■ **RECORDED DATA**:
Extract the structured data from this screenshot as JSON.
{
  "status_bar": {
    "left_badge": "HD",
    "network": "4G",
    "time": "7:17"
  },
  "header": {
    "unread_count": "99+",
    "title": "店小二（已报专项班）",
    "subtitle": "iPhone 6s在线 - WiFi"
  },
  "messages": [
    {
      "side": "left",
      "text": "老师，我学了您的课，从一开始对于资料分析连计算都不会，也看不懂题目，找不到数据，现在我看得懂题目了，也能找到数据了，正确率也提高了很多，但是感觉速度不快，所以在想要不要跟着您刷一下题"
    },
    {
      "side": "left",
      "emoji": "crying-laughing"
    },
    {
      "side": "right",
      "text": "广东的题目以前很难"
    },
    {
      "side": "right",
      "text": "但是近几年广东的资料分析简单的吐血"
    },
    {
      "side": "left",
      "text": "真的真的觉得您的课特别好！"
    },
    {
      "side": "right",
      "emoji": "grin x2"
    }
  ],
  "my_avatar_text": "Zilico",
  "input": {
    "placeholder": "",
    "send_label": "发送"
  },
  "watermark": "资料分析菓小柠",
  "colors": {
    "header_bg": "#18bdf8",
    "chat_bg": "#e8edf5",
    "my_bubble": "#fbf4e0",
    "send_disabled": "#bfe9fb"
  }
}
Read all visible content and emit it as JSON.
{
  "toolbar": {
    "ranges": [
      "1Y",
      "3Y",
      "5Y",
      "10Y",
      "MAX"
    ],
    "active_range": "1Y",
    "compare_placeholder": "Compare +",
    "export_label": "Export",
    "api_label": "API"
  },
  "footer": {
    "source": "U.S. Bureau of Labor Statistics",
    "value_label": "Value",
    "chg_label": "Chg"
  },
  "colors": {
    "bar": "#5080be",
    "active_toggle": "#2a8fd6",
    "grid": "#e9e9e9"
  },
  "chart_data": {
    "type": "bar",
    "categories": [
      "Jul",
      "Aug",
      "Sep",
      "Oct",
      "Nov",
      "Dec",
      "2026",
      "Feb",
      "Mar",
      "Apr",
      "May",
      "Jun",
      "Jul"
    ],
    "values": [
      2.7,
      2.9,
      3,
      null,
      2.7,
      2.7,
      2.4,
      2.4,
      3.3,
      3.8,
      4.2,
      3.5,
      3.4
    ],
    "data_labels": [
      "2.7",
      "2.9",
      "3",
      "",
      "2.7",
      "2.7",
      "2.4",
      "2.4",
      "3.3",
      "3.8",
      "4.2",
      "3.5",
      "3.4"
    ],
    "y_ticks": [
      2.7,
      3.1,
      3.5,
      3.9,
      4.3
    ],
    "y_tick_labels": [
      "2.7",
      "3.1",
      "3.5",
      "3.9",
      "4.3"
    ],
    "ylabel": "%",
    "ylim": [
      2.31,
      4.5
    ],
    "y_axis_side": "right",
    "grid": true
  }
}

■ **DIRECTIONS FOR THIS TASK**: Send back each record exactly as it stands.

■ **ANSWER BELOW**:
Extract the structured data from this screenshot as JSON.
{
  "status_bar": {
    "left_badge": "HD",
    "network": "4G",
    "time": "7:17"
  },
  "header": {
    "unread_count": "99+",
    "title": "店小二（已报专项班）",
    "subtitle": "iPhone 6s在线 - WiFi"
  },
  "messages": [
    {
      "side": "left",
      "text": "老师，我学了您的课，从一开始对于资料分析连计算都不会，也看不懂题目，找不到数据，现在我看得懂题目了，也能找到数据了，正确率也提高了很多，但是感觉速度不快，所以在想要不要跟着您刷一下题"
    },
    {
      "side": "left",
      "emoji": "crying-laughing"
    },
    {
      "side": "right",
      "text": "广东的题目以前很难"
    },
    {
      "side": "right",
      "text": "但是近几年广东的资料分析简单的吐血"
    },
    {
      "side": "left",
      "text": "真的真的觉得您的课特别好！"
    },
    {
      "side": "right",
      "emoji": "grin x2"
    }
  ],
  "my_avatar_text": "Zilico",
  "input": {
    "placeholder": "",
    "send_label": "发送"
  },
  "watermark": "资料分析菓小柠",
  "colors": {
    "header_bg": "#18bdf8",
    "chat_bg": "#e8edf5",
    "my_bubble": "#fbf4e0",
    "send_disabled": "#bfe9fb"
  }
}
Read all visible content and emit it as JSON.
{
  "toolbar": {
    "ranges": [
      "1Y",
      "3Y",
      "5Y",
      "10Y",
      "MAX"
    ],
    "active_range": "1Y",
    "compare_placeholder": "Compare +",
    "export_label": "Export",
    "api_label": "API"
  },
  "footer": {
    "source": "U.S. Bureau of Labor Statistics",
    "value_label": "Value",
    "chg_label": "Chg"
  },
  "colors": {
    "bar": "#5080be",
    "active_toggle": "#2a8fd6",
    "grid": "#e9e9e9"
  },
  "chart_data": {
    "type": "bar",
    "categories": [
      "Jul",
      "Aug",
      "Sep",
      "Oct",
      "Nov",
      "Dec",
      "2026",
      "Feb",
      "Mar",
      "Apr",
      "May",
      "Jun",
      "Jul"
    ],
    "values": [
      2.7,
      2.9,
      3,
      null,
      2.7,
      2.7,
      2.4,
      2.4,
      3.3,
      3.8,
      4.2,
      3.5,
      3.4
    ],
    "data_labels": [
      "2.7",
      "2.9",
      "3",
      "",
      "2.7",
      "2.7",
      "2.4",
      "2.4",
      "3.3",
      "3.8",
      "4.2",
      "3.5",
      "3.4"
    ],
    "y_ticks": [
      2.7,
      3.1,
      3.5,
      3.9,
      4.3
    ],
    "y_tick_labels": [
      "2.7",
      "3.1",
      "3.5",
      "3.9",
      "4.3"
    ],
    "ylabel": "%",
    "ylim": [
      2.31,
      4.5
    ],
    "y_axis_side": "right",
    "grid": true
  }
}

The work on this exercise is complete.